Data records

^^^^

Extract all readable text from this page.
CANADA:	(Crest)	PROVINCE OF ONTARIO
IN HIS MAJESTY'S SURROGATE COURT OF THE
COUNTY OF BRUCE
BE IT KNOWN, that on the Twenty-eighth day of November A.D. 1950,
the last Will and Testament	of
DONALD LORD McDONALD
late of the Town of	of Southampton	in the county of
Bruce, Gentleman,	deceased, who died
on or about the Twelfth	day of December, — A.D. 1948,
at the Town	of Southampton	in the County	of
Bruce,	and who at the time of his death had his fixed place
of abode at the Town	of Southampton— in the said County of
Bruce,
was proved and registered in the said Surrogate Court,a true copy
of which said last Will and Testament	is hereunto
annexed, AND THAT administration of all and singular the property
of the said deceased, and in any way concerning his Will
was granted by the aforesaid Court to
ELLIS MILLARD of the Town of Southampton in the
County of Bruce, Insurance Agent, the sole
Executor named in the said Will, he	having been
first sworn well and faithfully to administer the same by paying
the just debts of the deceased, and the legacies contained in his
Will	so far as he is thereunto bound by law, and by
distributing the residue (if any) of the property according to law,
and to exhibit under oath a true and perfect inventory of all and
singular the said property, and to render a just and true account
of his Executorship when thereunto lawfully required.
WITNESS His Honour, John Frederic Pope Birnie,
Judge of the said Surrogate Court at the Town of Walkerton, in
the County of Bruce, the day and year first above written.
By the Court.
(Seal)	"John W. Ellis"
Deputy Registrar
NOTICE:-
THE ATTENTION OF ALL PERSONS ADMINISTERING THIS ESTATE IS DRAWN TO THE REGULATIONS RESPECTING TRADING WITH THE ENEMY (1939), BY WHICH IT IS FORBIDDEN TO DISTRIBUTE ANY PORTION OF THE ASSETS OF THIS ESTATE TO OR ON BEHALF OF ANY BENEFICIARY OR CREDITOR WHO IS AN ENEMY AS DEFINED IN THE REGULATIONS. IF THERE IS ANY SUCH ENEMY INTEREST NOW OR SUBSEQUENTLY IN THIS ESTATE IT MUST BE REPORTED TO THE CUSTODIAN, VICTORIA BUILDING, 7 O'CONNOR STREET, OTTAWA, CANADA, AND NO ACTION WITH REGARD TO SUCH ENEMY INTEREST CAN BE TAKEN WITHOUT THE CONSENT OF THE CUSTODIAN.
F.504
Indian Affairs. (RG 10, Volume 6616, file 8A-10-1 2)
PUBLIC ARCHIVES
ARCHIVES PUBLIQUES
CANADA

^^^^

== TASK TO CARRY OUT ==
Where a line of the records above holds the word "deceased", copy that line.

== COMPLETED TASK ==
Bruce, Gentleman,	deceased, who died
of the said deceased, and in any way concerning his Will
the just debts of the deceased, and the legacies contained in his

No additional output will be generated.